Data to process =
============================================================

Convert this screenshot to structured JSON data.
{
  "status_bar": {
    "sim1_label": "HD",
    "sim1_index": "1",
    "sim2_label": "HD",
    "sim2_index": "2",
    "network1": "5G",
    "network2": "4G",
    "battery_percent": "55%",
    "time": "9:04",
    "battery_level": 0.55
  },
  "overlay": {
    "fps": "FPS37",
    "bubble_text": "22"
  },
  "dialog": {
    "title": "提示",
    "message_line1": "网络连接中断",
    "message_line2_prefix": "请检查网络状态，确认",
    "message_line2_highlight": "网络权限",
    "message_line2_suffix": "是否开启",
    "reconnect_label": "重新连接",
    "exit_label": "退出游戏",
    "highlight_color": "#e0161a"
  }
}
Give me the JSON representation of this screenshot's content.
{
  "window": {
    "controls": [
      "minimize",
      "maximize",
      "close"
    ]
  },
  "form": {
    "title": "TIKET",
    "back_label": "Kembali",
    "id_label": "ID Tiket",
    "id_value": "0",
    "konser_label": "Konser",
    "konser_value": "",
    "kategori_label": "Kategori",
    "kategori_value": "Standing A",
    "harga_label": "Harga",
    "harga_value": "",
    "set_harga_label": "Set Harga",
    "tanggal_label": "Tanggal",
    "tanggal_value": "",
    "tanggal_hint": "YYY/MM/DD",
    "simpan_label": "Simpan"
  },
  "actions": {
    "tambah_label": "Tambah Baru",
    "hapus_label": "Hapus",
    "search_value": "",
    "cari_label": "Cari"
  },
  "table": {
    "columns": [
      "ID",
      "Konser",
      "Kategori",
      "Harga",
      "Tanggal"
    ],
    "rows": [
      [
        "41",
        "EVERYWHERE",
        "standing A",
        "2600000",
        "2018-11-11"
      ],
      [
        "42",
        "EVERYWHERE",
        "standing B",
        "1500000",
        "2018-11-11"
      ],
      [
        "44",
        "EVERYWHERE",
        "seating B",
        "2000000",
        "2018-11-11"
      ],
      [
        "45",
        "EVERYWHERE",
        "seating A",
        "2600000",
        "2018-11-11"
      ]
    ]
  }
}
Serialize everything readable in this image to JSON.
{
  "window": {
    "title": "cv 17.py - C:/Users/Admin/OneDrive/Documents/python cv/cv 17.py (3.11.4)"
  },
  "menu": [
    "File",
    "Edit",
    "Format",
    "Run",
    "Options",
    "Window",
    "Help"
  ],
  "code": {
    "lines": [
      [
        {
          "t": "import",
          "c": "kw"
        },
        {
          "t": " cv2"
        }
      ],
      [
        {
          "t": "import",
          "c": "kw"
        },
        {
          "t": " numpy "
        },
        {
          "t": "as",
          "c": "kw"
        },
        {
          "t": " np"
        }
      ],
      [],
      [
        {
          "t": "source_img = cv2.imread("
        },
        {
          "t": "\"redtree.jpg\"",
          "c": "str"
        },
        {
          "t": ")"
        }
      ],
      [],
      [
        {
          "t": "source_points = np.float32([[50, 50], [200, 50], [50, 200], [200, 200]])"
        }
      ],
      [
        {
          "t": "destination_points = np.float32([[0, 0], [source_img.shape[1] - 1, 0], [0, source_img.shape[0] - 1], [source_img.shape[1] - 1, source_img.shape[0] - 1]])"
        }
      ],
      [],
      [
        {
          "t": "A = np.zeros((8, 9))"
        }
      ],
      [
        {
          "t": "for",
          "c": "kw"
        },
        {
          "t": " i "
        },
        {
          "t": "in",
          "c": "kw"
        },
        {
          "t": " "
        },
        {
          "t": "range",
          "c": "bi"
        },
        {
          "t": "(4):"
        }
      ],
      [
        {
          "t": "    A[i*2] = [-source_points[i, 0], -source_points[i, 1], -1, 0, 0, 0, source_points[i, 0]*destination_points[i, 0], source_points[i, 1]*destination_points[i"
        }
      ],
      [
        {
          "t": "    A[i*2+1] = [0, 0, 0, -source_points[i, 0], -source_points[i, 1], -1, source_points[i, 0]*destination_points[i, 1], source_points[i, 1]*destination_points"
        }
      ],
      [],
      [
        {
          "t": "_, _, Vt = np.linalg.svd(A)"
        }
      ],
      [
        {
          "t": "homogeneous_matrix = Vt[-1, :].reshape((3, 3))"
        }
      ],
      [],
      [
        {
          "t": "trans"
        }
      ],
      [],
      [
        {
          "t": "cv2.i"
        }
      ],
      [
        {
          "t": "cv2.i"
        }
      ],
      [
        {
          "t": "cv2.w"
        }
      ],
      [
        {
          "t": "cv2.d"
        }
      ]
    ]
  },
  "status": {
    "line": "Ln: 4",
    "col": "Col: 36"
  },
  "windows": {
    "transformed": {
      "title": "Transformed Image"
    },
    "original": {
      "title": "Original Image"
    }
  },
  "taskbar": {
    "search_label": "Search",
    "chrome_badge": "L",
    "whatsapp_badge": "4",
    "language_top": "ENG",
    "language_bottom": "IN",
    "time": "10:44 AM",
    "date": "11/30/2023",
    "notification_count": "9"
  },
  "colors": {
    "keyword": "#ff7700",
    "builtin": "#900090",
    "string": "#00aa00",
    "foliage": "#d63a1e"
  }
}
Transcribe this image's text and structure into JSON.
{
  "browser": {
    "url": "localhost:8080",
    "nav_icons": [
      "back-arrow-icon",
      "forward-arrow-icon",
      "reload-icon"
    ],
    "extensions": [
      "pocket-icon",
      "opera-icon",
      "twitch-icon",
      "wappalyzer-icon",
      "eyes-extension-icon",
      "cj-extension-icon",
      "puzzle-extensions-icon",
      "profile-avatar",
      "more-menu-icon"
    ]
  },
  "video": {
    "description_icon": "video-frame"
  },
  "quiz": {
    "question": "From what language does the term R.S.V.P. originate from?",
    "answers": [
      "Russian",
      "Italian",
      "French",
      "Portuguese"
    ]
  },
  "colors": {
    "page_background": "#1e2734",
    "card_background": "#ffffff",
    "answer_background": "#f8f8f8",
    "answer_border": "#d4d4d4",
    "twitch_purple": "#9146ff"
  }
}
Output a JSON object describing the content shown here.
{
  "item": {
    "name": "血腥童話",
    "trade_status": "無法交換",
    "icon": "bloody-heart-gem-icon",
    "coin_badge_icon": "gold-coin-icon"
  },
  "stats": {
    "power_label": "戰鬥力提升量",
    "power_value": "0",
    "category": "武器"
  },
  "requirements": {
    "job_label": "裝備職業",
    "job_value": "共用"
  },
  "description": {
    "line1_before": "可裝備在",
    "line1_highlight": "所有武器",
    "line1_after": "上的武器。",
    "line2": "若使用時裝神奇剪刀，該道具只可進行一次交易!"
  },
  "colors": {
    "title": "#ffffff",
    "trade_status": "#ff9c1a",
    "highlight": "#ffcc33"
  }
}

============================================================

Task instructions = Make a verbatim copy of every entry shown above.

Answer in full =
Convert this screenshot to structured JSON data.
{
  "status_bar": {
    "sim1_label": "HD",
    "sim1_index": "1",
    "sim2_label": "HD",
    "sim2_index": "2",
    "network1": "5G",
    "network2": "4G",
    "battery_percent": "55%",
    "time": "9:04",
    "battery_level": 0.55
  },
  "overlay": {
    "fps": "FPS37",
    "bubble_text": "22"
  },
  "dialog": {
    "title": "提示",
    "message_line1": "网络连接中断",
    "message_line2_prefix": "请检查网络状态，确认",
    "message_line2_highlight": "网络权限",
    "message_line2_suffix": "是否开启",
    "reconnect_label": "重新连接",
    "exit_label": "退出游戏",
    "highlight_color": "#e0161a"
  }
}
Give me the JSON representation of this screenshot's content.
{
  "window": {
    "controls": [
      "minimize",
      "maximize",
      "close"
    ]
  },
  "form": {
    "title": "TIKET",
    "back_label": "Kembali",
    "id_label": "ID Tiket",
    "id_value": "0",
    "konser_label": "Konser",
    "konser_value": "",
    "kategori_label": "Kategori",
    "kategori_value": "Standing A",
    "harga_label": "Harga",
    "harga_value": "",
    "set_harga_label": "Set Harga",
    "tanggal_label": "Tanggal",
    "tanggal_value": "",
    "tanggal_hint": "YYY/MM/DD",
    "simpan_label": "Simpan"
  },
  "actions": {
    "tambah_label": "Tambah Baru",
    "hapus_label": "Hapus",
    "search_value": "",
    "cari_label": "Cari"
  },
  "table": {
    "columns": [
      "ID",
      "Konser",
      "Kategori",
      "Harga",
      "Tanggal"
    ],
    "rows": [
      [
        "41",
        "EVERYWHERE",
        "standing A",
        "2600000",
        "2018-11-11"
      ],
      [
        "42",
        "EVERYWHERE",
        "standing B",
        "1500000",
        "2018-11-11"
      ],
      [
        "44",
        "EVERYWHERE",
        "seating B",
        "2000000",
        "2018-11-11"
      ],
      [
        "45",
        "EVERYWHERE",
        "seating A",
        "2600000",
        "2018-11-11"
      ]
    ]
  }
}
Serialize everything readable in this image to JSON.
{
  "window": {
    "title": "cv 17.py - C:/Users/Admin/OneDrive/Documents/python cv/cv 17.py (3.11.4)"
  },
  "menu": [
    "File",
    "Edit",
    "Format",
    "Run",
    "Options",
    "Window",
    "Help"
  ],
  "code": {
    "lines": [
      [
        {
          "t": "import",
          "c": "kw"
        },
        {
          "t": " cv2"
        }
      ],
      [
        {
          "t": "import",
          "c": "kw"
        },
        {
          "t": " numpy "
        },
        {
          "t": "as",
          "c": "kw"
        },
        {
          "t": " np"
        }
      ],
      [],
      [
        {
          "t": "source_img = cv2.imread("
        },
        {
          "t": "\"redtree.jpg\"",
          "c": "str"
        },
        {
          "t": ")"
        }
      ],
      [],
      [
        {
          "t": "source_points = np.float32([[50, 50], [200, 50], [50, 200], [200, 200]])"
        }
      ],
      [
        {
          "t": "destination_points = np.float32([[0, 0], [source_img.shape[1] - 1, 0], [0, source_img.shape[0] - 1], [source_img.shape[1] - 1, source_img.shape[0] - 1]])"
        }
      ],
      [],
      [
        {
          "t": "A = np.zeros((8, 9))"
        }
      ],
      [
        {
          "t": "for",
          "c": "kw"
        },
        {
          "t": " i "
        },
        {
          "t": "in",
          "c": "kw"
        },
        {
          "t": " "
        },
        {
          "t": "range",
          "c": "bi"
        },
        {
          "t": "(4):"
        }
      ],
      [
        {
          "t": "    A[i*2] = [-source_points[i, 0], -source_points[i, 1], -1, 0, 0, 0, source_points[i, 0]*destination_points[i, 0], source_points[i, 1]*destination_points[i"
        }
      ],
      [
        {
          "t": "    A[i*2+1] = [0, 0, 0, -source_points[i, 0], -source_points[i, 1], -1, source_points[i, 0]*destination_points[i, 1], source_points[i, 1]*destination_points"
        }
      ],
      [],
      [
        {
          "t": "_, _, Vt = np.linalg.svd(A)"
        }
      ],
      [
        {
          "t": "homogeneous_matrix = Vt[-1, :].reshape((3, 3))"
        }
      ],
      [],
      [
        {
          "t": "trans"
        }
      ],
      [],
      [
        {
          "t": "cv2.i"
        }
      ],
      [
        {
          "t": "cv2.i"
        }
      ],
      [
        {
          "t": "cv2.w"
        }
      ],
      [
        {
          "t": "cv2.d"
        }
      ]
    ]
  },
  "status": {
    "line": "Ln: 4",
    "col": "Col: 36"
  },
  "windows": {
    "transformed": {
      "title": "Transformed Image"
    },
    "original": {
      "title": "Original Image"
    }
  },
  "taskbar": {
    "search_label": "Search",
    "chrome_badge": "L",
    "whatsapp_badge": "4",
    "language_top": "ENG",
    "language_bottom": "IN",
    "time": "10:44 AM",
    "date": "11/30/2023",
    "notification_count": "9"
  },
  "colors": {
    "keyword": "#ff7700",
    "builtin": "#900090",
    "string": "#00aa00",
    "foliage": "#d63a1e"
  }
}
Transcribe this image's text and structure into JSON.
{
  "browser": {
    "url": "localhost:8080",
    "nav_icons": [
      "back-arrow-icon",
      "forward-arrow-icon",
      "reload-icon"
    ],
    "extensions": [
      "pocket-icon",
      "opera-icon",
      "twitch-icon",
      "wappalyzer-icon",
      "eyes-extension-icon",
      "cj-extension-icon",
      "puzzle-extensions-icon",
      "profile-avatar",
      "more-menu-icon"
    ]
  },
  "video": {
    "description_icon": "video-frame"
  },
  "quiz": {
    "question": "From what language does the term R.S.V.P. originate from?",
    "answers": [
      "Russian",
      "Italian",
      "French",
      "Portuguese"
    ]
  },
  "colors": {
    "page_background": "#1e2734",
    "card_background": "#ffffff",
    "answer_background": "#f8f8f8",
    "answer_border": "#d4d4d4",
    "twitch_purple": "#9146ff"
  }
}
Output a JSON object describing the content shown here.
{
  "item": {
    "name": "血腥童話",
    "trade_status": "無法交換",
    "icon": "bloody-heart-gem-icon",
    "coin_badge_icon": "gold-coin-icon"
  },
  "stats": {
    "power_label": "戰鬥力提升量",
    "power_value": "0",
    "category": "武器"
  },
  "requirements": {
    "job_label": "裝備職業",
    "job_value": "共用"
  },
  "description": {
    "line1_before": "可裝備在",
    "line1_highlight": "所有武器",
    "line1_after": "上的武器。",
    "line2": "若使用時裝神奇剪刀，該道具只可進行一次交易!"
  },
  "colors": {
    "title": "#ffffff",
    "trade_status": "#ff9c1a",
    "highlight": "#ffcc33"
  }
}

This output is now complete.